Source material ▸
*** Begin section ***

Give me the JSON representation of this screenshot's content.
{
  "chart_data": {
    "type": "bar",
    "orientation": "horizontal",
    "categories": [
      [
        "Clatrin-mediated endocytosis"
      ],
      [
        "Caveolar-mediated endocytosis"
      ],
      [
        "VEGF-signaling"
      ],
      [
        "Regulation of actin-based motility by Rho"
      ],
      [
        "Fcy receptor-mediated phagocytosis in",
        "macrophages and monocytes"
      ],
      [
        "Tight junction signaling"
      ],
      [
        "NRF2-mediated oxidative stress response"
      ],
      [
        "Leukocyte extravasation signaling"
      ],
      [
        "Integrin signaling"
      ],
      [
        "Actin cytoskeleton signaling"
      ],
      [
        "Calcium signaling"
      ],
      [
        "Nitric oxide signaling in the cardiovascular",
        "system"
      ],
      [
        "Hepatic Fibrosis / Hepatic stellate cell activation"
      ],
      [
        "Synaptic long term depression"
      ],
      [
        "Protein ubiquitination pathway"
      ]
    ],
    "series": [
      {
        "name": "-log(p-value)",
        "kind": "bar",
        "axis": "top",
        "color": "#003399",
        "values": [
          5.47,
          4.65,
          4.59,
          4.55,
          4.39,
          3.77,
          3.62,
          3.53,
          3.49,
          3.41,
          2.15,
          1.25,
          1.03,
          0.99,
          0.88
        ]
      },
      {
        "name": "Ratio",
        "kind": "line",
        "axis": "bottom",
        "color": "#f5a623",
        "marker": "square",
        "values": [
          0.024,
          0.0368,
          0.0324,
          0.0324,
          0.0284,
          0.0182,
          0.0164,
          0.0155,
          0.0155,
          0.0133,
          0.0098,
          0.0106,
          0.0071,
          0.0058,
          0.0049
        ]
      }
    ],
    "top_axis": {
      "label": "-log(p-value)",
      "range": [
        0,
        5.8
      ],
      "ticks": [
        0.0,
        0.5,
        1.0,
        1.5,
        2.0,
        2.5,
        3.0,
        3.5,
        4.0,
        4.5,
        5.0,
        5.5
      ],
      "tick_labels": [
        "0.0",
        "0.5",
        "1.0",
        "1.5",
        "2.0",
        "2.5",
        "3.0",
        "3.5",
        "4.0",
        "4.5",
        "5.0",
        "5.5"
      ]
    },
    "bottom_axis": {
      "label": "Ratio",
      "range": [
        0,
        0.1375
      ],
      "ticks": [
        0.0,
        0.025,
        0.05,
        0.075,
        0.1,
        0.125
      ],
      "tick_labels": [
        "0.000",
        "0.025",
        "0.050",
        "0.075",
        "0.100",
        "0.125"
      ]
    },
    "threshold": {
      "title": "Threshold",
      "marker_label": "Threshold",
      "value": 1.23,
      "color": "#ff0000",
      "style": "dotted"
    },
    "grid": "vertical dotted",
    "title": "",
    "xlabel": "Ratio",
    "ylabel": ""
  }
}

*** End section ***

What to do ▸ Reproduce every line above. Keep it exact.

Worked solution ▸
Give me the JSON representation of this screenshot's content.
{
  "chart_data": {
    "type": "bar",
    "orientation": "horizontal",
    "categories": [
      [
        "Clatrin-mediated endocytosis"
      ],
      [
        "Caveolar-mediated endocytosis"
      ],
      [
        "VEGF-signaling"
      ],
      [
        "Regulation of actin-based motility by Rho"
      ],
      [
        "Fcy receptor-mediated phagocytosis in",
        "macrophages and monocytes"
      ],
      [
        "Tight junction signaling"
      ],
      [
        "NRF2-mediated oxidative stress response"
      ],
      [
        "Leukocyte extravasation signaling"
      ],
      [
        "Integrin signaling"
      ],
      [
        "Actin cytoskeleton signaling"
      ],
      [
        "Calcium signaling"
      ],
      [
        "Nitric oxide signaling in the cardiovascular",
        "system"
      ],
      [
        "Hepatic Fibrosis / Hepatic stellate cell activation"
      ],
      [
        "Synaptic long term depression"
      ],
      [
        "Protein ubiquitination pathway"
      ]
    ],
    "series": [
      {
        "name": "-log(p-value)",
        "kind": "bar",
        "axis": "top",
        "color": "#003399",
        "values": [
          5.47,
          4.65,
          4.59,
          4.55,
          4.39,
          3.77,
          3.62,
          3.53,
          3.49,
          3.41,
          2.15,
          1.25,
          1.03,
          0.99,
          0.88
        ]
      },
      {
        "name": "Ratio",
        "kind": "line",
        "axis": "bottom",
        "color": "#f5a623",
        "marker": "square",
        "values": [
          0.024,
          0.0368,
          0.0324,
          0.0324,
          0.0284,
          0.0182,
          0.0164,
          0.0155,
          0.0155,
          0.0133,
          0.0098,
          0.0106,
          0.0071,
          0.0058,
          0.0049
        ]
      }
    ],
    "top_axis": {
      "label": "-log(p-value)",
      "range": [
        0,
        5.8
      ],
      "ticks": [
        0.0,
        0.5,
        1.0,
        1.5,
        2.0,
        2.5,
        3.0,
        3.5,
        4.0,
        4.5,
        5.0,
        5.5
      ],
      "tick_labels": [
        "0.0",
        "0.5",
        "1.0",
        "1.5",
        "2.0",
        "2.5",
        "3.0",
        "3.5",
        "4.0",
        "4.5",
        "5.0",
        "5.5"
      ]
    },
    "bottom_axis": {
      "label": "Ratio",
      "range": [
        0,
        0.1375
      ],
      "ticks": [
        0.0,
        0.025,
        0.05,
        0.075,
        0.1,
        0.125
      ],
      "tick_labels": [
        "0.000",
        "0.025",
        "0.050",
        "0.075",
        "0.100",
        "0.125"
      ]
    },
    "threshold": {
      "title": "Threshold",
      "marker_label": "Threshold",
      "value": 1.23,
      "color": "#ff0000",
      "style": "dotted"
    },
    "grid": "vertical dotted",
    "title": "",
    "xlabel": "Ratio",
    "ylabel": ""
  }
}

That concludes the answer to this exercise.